• _The task_
Below are some records. Count the lines with "color" in them and give nothing but the total.

= = =

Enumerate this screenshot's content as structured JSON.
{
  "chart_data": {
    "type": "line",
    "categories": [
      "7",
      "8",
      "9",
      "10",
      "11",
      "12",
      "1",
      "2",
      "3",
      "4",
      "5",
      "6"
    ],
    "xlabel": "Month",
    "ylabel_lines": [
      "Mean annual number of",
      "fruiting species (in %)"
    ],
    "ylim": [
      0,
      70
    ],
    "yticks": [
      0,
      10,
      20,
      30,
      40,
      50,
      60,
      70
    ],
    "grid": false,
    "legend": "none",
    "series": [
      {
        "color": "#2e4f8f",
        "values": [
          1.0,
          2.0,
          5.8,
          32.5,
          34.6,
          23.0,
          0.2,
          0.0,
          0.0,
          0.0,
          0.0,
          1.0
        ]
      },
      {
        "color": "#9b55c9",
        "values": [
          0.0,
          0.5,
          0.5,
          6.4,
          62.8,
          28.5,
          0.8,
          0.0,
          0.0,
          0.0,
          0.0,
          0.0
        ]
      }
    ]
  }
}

= = =

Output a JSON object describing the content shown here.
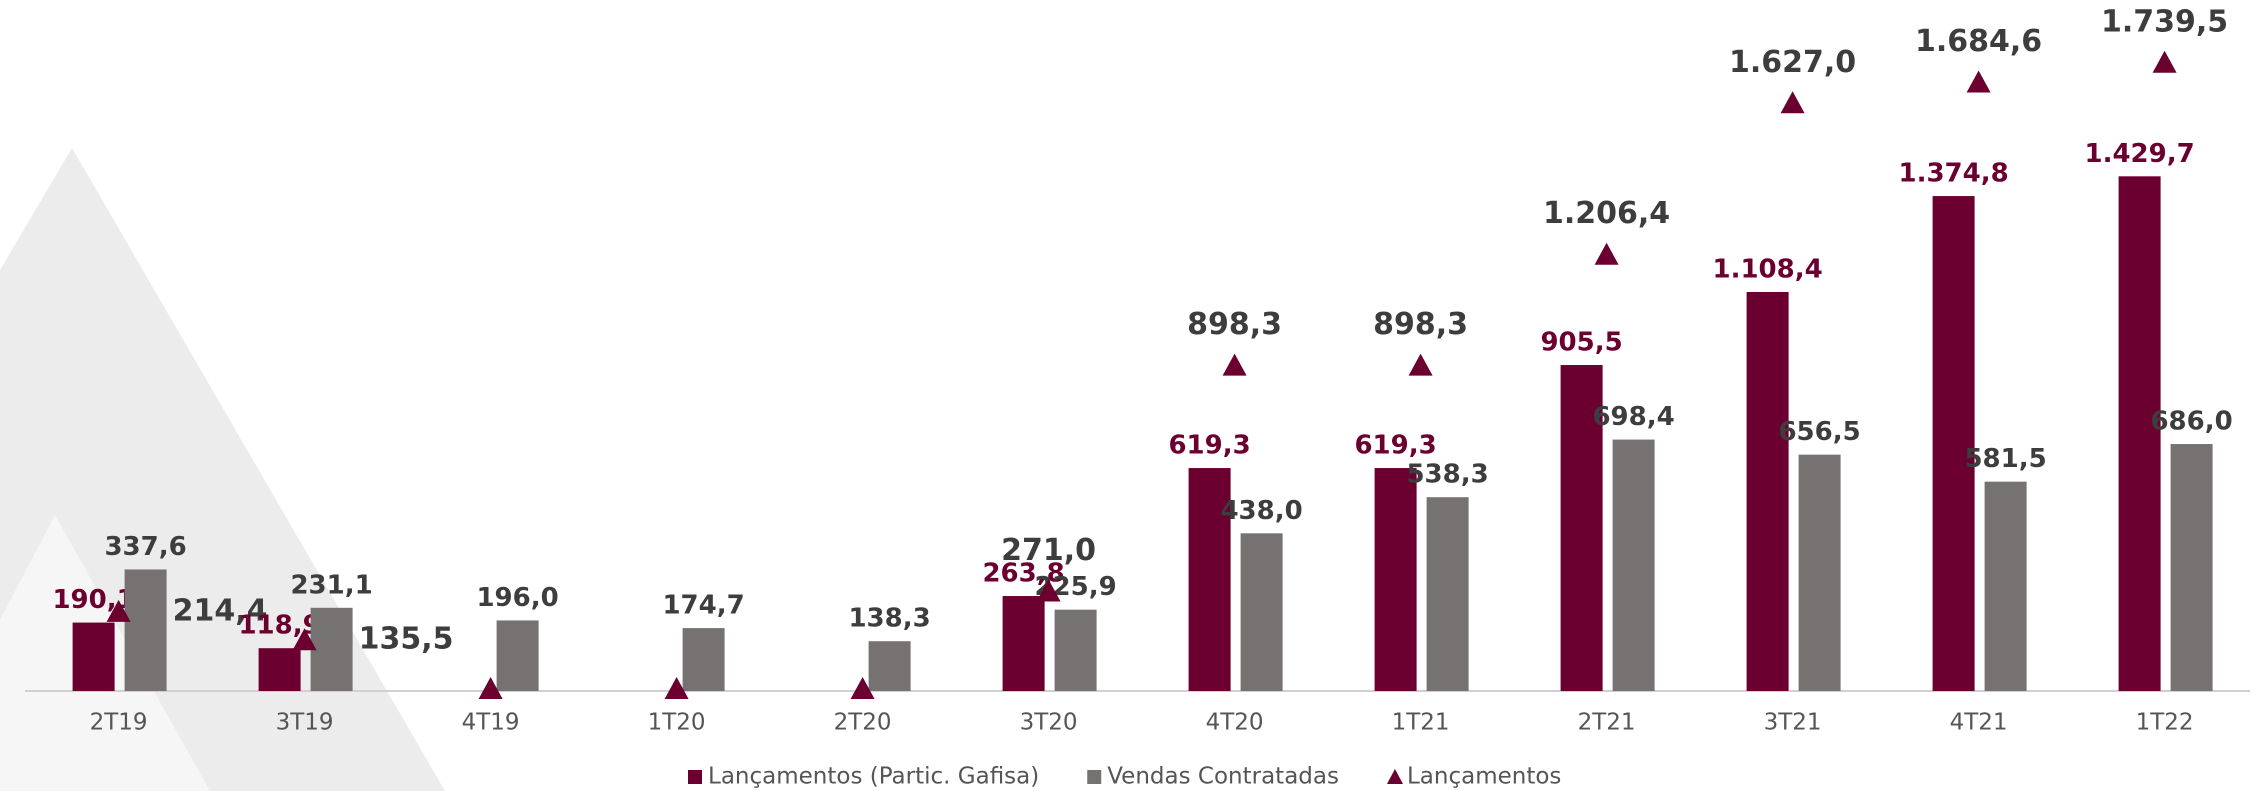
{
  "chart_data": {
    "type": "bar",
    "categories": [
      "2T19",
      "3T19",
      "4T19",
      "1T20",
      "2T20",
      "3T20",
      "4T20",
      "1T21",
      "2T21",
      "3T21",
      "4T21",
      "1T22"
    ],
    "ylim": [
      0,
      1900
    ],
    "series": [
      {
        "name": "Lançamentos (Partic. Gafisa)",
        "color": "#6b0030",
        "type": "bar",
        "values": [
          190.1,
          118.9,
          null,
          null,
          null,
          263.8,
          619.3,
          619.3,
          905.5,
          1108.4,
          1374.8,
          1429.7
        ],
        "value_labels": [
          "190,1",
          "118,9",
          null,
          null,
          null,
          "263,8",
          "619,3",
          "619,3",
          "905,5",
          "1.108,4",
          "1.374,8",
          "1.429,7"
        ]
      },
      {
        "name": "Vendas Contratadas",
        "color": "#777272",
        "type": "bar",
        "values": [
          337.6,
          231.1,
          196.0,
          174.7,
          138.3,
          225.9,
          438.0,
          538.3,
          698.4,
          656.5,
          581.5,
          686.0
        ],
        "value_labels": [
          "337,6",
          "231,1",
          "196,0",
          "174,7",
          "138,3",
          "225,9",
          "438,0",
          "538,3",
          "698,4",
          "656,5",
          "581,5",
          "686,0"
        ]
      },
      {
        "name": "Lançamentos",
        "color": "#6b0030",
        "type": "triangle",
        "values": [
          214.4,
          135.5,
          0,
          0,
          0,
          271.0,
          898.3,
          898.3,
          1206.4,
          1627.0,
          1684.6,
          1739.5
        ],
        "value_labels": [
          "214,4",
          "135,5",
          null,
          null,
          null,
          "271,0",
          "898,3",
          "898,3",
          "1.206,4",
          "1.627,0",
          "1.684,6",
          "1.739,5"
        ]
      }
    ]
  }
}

= = =

• _Complete response_
5